Exercise objective. Below are some records; return each one exactly.

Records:
◇ ◇ ◇ ◇ ◇

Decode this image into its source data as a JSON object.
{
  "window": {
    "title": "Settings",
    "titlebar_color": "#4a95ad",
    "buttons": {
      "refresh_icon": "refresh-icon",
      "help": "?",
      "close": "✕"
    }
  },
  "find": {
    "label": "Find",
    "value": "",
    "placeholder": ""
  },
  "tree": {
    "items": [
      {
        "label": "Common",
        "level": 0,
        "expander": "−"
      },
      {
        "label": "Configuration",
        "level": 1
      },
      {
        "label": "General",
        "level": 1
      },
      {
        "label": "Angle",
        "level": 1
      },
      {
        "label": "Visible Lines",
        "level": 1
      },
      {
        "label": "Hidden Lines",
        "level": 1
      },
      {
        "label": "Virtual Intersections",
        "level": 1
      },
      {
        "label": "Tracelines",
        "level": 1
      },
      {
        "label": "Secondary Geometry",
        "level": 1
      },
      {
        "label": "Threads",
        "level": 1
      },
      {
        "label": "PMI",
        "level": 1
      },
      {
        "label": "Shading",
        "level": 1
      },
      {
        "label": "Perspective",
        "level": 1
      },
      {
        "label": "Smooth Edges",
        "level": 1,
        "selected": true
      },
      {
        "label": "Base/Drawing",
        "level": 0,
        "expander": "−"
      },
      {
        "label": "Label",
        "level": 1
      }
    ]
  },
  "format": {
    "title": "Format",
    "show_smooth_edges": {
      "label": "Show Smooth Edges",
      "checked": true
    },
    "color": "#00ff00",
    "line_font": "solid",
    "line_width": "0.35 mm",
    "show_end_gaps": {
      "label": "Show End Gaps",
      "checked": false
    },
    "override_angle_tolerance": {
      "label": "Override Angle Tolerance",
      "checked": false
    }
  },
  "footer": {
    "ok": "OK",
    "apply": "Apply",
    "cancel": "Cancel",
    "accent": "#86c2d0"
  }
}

◇ ◇ ◇ ◇ ◇

Task answer.
Decode this image into its source data as a JSON object.
{
  "window": {
    "title": "Settings",
    "titlebar_color": "#4a95ad",
    "buttons": {
      "refresh_icon": "refresh-icon",
      "help": "?",
      "close": "✕"
    }
  },
  "find": {
    "label": "Find",
    "value": "",
    "placeholder": ""
  },
  "tree": {
    "items": [
      {
        "label": "Common",
        "level": 0,
        "expander": "−"
      },
      {
        "label": "Configuration",
        "level": 1
      },
      {
        "label": "General",
        "level": 1
      },
      {
        "label": "Angle",
        "level": 1
      },
      {
        "label": "Visible Lines",
        "level": 1
      },
      {
        "label": "Hidden Lines",
        "level": 1
      },
      {
        "label": "Virtual Intersections",
        "level": 1
      },
      {
        "label": "Tracelines",
        "level": 1
      },
      {
        "label": "Secondary Geometry",
        "level": 1
      },
      {
        "label": "Threads",
        "level": 1
      },
      {
        "label": "PMI",
        "level": 1
      },
      {
        "label": "Shading",
        "level": 1
      },
      {
        "label": "Perspective",
        "level": 1
      },
      {
        "label": "Smooth Edges",
        "level": 1,
        "selected": true
      },
      {
        "label": "Base/Drawing",
        "level": 0,
        "expander": "−"
      },
      {
        "label": "Label",
        "level": 1
      }
    ]
  },
  "format": {
    "title": "Format",
    "show_smooth_edges": {
      "label": "Show Smooth Edges",
      "checked": true
    },
    "color": "#00ff00",
    "line_font": "solid",
    "line_width": "0.35 mm",
    "show_end_gaps": {
      "label": "Show End Gaps",
      "checked": false
    },
    "override_angle_tolerance": {
      "label": "Override Angle Tolerance",
      "checked": false
    }
  },
  "footer": {
    "ok": "OK",
    "apply": "Apply",
    "cancel": "Cancel",
    "accent": "#86c2d0"
  }
}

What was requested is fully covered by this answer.